Problem to work on — Repeat every line below exactly as it reads.

Data section —

··········

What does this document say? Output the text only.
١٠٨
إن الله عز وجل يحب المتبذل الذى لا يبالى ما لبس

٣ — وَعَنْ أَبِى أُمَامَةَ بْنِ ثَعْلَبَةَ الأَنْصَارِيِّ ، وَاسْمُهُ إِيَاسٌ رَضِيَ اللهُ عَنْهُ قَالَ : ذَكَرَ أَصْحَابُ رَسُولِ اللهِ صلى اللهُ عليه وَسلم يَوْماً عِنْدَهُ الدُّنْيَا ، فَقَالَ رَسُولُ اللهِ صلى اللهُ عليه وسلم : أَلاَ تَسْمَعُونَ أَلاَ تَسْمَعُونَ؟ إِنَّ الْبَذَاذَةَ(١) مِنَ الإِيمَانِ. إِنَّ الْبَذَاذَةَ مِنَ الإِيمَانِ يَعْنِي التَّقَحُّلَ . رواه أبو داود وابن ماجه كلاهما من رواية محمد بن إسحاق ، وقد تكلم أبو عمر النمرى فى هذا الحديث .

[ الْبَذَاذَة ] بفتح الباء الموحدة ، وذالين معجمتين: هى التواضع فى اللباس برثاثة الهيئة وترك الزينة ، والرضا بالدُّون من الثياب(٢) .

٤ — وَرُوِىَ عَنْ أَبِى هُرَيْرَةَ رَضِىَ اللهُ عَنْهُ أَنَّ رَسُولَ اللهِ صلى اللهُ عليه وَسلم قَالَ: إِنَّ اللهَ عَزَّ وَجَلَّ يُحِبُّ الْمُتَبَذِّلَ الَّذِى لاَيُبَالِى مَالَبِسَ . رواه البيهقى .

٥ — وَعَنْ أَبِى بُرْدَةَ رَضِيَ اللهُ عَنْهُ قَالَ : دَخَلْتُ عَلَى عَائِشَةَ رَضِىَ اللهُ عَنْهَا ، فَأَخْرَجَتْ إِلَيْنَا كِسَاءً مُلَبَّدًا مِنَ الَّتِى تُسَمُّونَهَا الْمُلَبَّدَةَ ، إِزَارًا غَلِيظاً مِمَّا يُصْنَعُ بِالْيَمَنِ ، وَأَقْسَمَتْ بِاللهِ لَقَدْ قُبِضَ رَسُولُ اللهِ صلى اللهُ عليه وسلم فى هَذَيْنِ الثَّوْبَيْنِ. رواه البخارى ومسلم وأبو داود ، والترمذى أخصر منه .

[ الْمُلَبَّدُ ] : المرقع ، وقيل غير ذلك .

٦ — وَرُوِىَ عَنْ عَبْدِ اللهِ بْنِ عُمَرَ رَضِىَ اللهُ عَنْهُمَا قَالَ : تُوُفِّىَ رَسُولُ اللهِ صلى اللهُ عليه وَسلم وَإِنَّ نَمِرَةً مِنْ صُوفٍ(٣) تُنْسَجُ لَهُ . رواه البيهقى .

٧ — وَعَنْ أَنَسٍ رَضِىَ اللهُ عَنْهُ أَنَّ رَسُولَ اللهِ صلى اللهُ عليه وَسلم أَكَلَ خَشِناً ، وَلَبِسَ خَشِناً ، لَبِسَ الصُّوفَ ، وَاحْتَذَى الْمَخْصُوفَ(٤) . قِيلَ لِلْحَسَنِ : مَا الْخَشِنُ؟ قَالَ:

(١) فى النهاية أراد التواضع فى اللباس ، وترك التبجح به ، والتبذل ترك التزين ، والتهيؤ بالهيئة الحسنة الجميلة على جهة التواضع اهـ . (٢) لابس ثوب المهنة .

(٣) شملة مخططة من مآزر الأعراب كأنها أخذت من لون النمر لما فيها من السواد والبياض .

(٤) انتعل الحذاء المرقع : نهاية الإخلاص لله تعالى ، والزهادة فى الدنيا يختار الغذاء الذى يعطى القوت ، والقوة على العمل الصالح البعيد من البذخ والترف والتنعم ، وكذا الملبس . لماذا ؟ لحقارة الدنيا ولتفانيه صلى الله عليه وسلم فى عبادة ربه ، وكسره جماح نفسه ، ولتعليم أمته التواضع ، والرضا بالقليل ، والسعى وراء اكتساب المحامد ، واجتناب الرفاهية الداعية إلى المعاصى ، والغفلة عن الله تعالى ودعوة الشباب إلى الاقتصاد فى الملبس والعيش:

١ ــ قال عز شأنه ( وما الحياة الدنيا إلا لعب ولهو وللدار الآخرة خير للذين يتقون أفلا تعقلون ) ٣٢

··········

The response —
What does this document say? Output the text only.
١٠٨
إن الله عز وجل يحب المتبذل الذى لا يبالى ما لبس

٣ — وَعَنْ أَبِى أُمَامَةَ بْنِ ثَعْلَبَةَ الأَنْصَارِيِّ ، وَاسْمُهُ إِيَاسٌ رَضِيَ اللهُ عَنْهُ قَالَ : ذَكَرَ أَصْحَابُ رَسُولِ اللهِ صلى اللهُ عليه وَسلم يَوْماً عِنْدَهُ الدُّنْيَا ، فَقَالَ رَسُولُ اللهِ صلى اللهُ عليه وسلم : أَلاَ تَسْمَعُونَ أَلاَ تَسْمَعُونَ؟ إِنَّ الْبَذَاذَةَ(١) مِنَ الإِيمَانِ. إِنَّ الْبَذَاذَةَ مِنَ الإِيمَانِ يَعْنِي التَّقَحُّلَ . رواه أبو داود وابن ماجه كلاهما من رواية محمد بن إسحاق ، وقد تكلم أبو عمر النمرى فى هذا الحديث .

[ الْبَذَاذَة ] بفتح الباء الموحدة ، وذالين معجمتين: هى التواضع فى اللباس برثاثة الهيئة وترك الزينة ، والرضا بالدُّون من الثياب(٢) .

٤ — وَرُوِىَ عَنْ أَبِى هُرَيْرَةَ رَضِىَ اللهُ عَنْهُ أَنَّ رَسُولَ اللهِ صلى اللهُ عليه وَسلم قَالَ: إِنَّ اللهَ عَزَّ وَجَلَّ يُحِبُّ الْمُتَبَذِّلَ الَّذِى لاَيُبَالِى مَالَبِسَ . رواه البيهقى .

٥ — وَعَنْ أَبِى بُرْدَةَ رَضِيَ اللهُ عَنْهُ قَالَ : دَخَلْتُ عَلَى عَائِشَةَ رَضِىَ اللهُ عَنْهَا ، فَأَخْرَجَتْ إِلَيْنَا كِسَاءً مُلَبَّدًا مِنَ الَّتِى تُسَمُّونَهَا الْمُلَبَّدَةَ ، إِزَارًا غَلِيظاً مِمَّا يُصْنَعُ بِالْيَمَنِ ، وَأَقْسَمَتْ بِاللهِ لَقَدْ قُبِضَ رَسُولُ اللهِ صلى اللهُ عليه وسلم فى هَذَيْنِ الثَّوْبَيْنِ. رواه البخارى ومسلم وأبو داود ، والترمذى أخصر منه .

[ الْمُلَبَّدُ ] : المرقع ، وقيل غير ذلك .

٦ — وَرُوِىَ عَنْ عَبْدِ اللهِ بْنِ عُمَرَ رَضِىَ اللهُ عَنْهُمَا قَالَ : تُوُفِّىَ رَسُولُ اللهِ صلى اللهُ عليه وَسلم وَإِنَّ نَمِرَةً مِنْ صُوفٍ(٣) تُنْسَجُ لَهُ . رواه البيهقى .

٧ — وَعَنْ أَنَسٍ رَضِىَ اللهُ عَنْهُ أَنَّ رَسُولَ اللهِ صلى اللهُ عليه وَسلم أَكَلَ خَشِناً ، وَلَبِسَ خَشِناً ، لَبِسَ الصُّوفَ ، وَاحْتَذَى الْمَخْصُوفَ(٤) . قِيلَ لِلْحَسَنِ : مَا الْخَشِنُ؟ قَالَ:

(١) فى النهاية أراد التواضع فى اللباس ، وترك التبجح به ، والتبذل ترك التزين ، والتهيؤ بالهيئة الحسنة الجميلة على جهة التواضع اهـ . (٢) لابس ثوب المهنة .

(٣) شملة مخططة من مآزر الأعراب كأنها أخذت من لون النمر لما فيها من السواد والبياض .

(٤) انتعل الحذاء المرقع : نهاية الإخلاص لله تعالى ، والزهادة فى الدنيا يختار الغذاء الذى يعطى القوت ، والقوة على العمل الصالح البعيد من البذخ والترف والتنعم ، وكذا الملبس . لماذا ؟ لحقارة الدنيا ولتفانيه صلى الله عليه وسلم فى عبادة ربه ، وكسره جماح نفسه ، ولتعليم أمته التواضع ، والرضا بالقليل ، والسعى وراء اكتساب المحامد ، واجتناب الرفاهية الداعية إلى المعاصى ، والغفلة عن الله تعالى ودعوة الشباب إلى الاقتصاد فى الملبس والعيش:

١ ــ قال عز شأنه ( وما الحياة الدنيا إلا لعب ولهو وللدار الآخرة خير للذين يتقون أفلا تعقلون ) ٣٢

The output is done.